* Your objective:
Please report every line from the material that contains the word "architecture".

— Start of Data section —

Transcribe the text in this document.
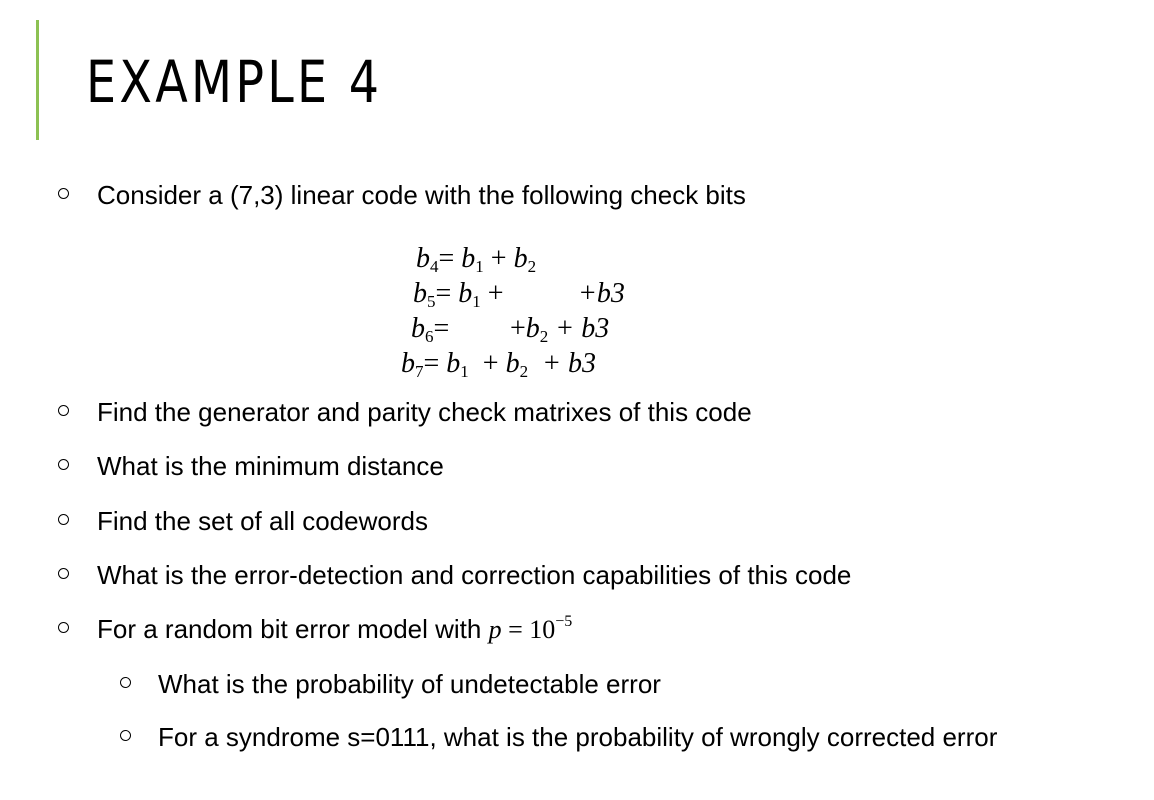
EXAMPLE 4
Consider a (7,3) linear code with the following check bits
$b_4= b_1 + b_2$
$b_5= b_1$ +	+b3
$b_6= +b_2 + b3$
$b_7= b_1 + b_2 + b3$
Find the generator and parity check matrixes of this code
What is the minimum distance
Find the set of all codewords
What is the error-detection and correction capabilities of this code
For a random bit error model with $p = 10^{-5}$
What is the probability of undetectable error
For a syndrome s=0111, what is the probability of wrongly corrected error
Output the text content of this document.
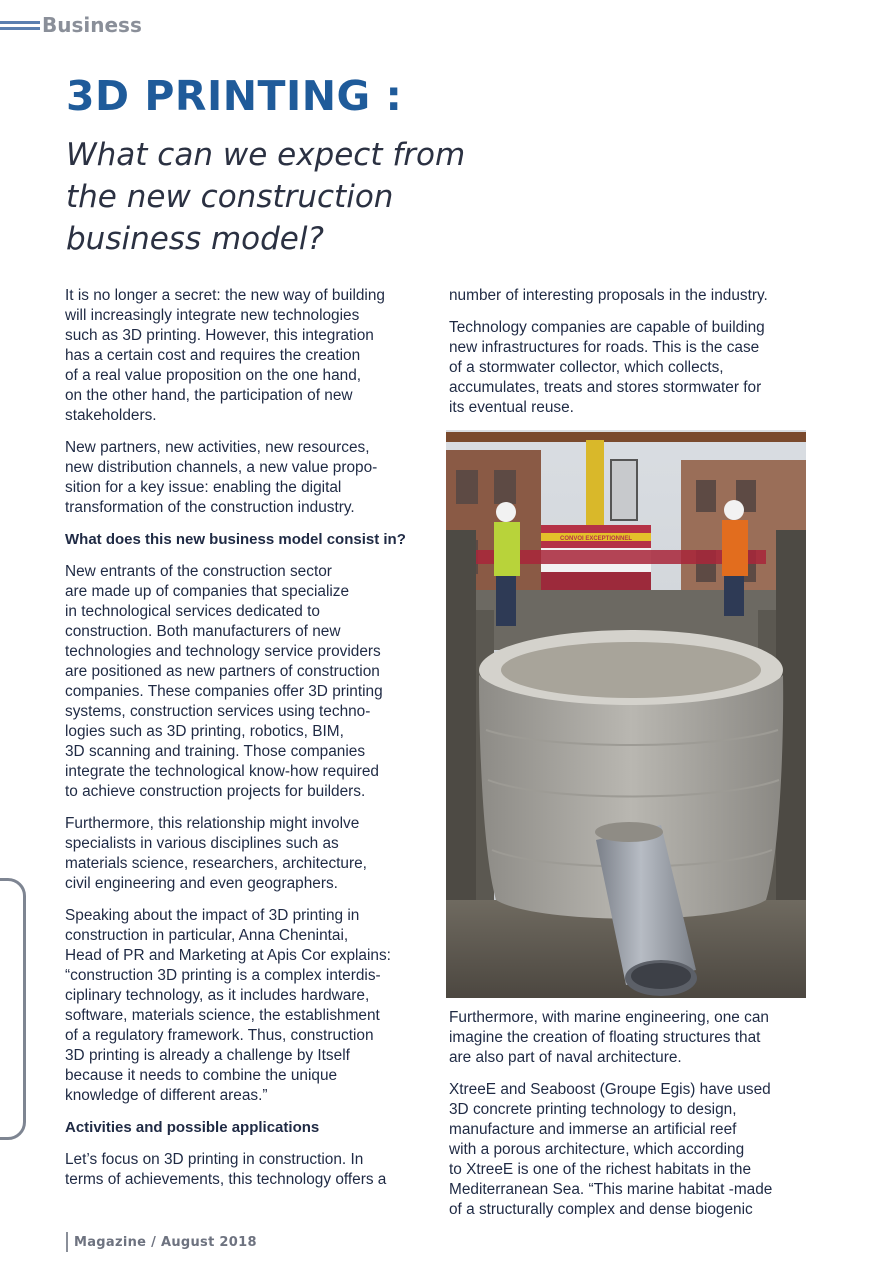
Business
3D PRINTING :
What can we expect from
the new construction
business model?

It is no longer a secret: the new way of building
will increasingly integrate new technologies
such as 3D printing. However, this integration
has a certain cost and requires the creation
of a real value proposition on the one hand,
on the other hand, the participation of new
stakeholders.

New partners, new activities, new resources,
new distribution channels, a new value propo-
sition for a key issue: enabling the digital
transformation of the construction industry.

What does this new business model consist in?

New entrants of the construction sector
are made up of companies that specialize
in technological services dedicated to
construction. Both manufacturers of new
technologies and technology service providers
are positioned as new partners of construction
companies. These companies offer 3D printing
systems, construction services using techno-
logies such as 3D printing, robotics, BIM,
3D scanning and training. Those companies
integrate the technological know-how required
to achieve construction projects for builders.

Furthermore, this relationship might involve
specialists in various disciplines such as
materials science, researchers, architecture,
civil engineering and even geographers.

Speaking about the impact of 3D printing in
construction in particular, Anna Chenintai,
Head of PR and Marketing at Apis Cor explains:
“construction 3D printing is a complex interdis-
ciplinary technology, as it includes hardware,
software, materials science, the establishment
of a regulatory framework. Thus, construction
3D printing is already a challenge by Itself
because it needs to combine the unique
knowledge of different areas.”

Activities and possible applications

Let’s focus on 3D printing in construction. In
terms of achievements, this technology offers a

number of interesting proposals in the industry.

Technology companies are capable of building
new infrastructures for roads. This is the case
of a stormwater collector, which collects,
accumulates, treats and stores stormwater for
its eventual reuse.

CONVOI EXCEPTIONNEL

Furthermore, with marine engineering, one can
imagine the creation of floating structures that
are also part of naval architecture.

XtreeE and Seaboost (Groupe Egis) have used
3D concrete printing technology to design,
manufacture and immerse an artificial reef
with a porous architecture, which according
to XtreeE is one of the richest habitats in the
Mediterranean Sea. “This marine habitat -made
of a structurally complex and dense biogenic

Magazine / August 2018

— End of Data section —

* Answer to this exercise:
materials science, researchers, architecture,
are also part of naval architecture.
with a porous architecture, which according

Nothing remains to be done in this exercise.